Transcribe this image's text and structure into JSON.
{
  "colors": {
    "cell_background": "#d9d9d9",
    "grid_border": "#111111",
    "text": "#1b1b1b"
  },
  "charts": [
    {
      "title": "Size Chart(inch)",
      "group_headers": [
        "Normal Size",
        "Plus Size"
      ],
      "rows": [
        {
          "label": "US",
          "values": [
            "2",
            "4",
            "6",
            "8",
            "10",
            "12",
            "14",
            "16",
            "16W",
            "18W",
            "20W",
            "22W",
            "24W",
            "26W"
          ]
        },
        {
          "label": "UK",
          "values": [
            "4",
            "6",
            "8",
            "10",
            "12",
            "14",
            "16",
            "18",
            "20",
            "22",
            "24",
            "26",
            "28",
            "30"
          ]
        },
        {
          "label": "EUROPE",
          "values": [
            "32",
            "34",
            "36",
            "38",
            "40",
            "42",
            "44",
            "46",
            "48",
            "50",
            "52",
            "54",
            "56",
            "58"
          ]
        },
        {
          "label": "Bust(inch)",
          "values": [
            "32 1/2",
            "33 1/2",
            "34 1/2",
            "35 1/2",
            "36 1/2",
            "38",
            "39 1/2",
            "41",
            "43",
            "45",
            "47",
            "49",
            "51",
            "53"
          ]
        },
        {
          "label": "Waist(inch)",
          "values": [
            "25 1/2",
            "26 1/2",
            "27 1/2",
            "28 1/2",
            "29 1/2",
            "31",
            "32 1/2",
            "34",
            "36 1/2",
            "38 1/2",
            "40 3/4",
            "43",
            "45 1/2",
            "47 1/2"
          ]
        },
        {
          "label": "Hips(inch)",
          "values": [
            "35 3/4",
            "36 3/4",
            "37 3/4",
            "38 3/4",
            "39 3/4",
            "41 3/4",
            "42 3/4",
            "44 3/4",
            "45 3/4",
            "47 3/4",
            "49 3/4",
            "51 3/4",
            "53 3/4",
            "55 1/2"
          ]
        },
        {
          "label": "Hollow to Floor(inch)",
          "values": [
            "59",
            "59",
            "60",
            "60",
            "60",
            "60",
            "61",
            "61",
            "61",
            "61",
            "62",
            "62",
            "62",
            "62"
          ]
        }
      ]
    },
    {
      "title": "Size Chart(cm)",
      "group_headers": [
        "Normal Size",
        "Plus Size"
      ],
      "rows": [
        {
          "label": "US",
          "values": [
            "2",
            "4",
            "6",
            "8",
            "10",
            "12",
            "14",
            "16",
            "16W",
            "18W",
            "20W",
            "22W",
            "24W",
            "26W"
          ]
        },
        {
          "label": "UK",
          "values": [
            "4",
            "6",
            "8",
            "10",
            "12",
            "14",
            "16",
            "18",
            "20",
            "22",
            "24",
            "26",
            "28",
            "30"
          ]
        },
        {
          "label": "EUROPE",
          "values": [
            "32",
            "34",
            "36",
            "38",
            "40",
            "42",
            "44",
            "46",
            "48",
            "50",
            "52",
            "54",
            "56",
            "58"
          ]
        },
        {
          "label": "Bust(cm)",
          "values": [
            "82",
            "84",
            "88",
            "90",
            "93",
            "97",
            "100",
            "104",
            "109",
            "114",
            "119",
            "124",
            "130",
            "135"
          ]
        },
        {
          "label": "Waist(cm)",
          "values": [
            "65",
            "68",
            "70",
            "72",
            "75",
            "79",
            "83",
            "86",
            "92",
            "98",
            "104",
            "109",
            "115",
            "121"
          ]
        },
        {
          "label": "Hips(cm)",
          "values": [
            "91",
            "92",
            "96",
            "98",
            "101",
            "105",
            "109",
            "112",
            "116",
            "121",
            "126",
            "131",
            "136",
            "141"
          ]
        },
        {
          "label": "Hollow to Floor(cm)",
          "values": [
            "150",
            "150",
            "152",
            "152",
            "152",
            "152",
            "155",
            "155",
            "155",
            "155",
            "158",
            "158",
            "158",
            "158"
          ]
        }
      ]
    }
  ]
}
════════
◆ WRITTEN INSTRUCTION: Check each line of the records for the string "title" and state how many lines contain it. Give only the number.

◆ EXERCISE RESPONSE: 2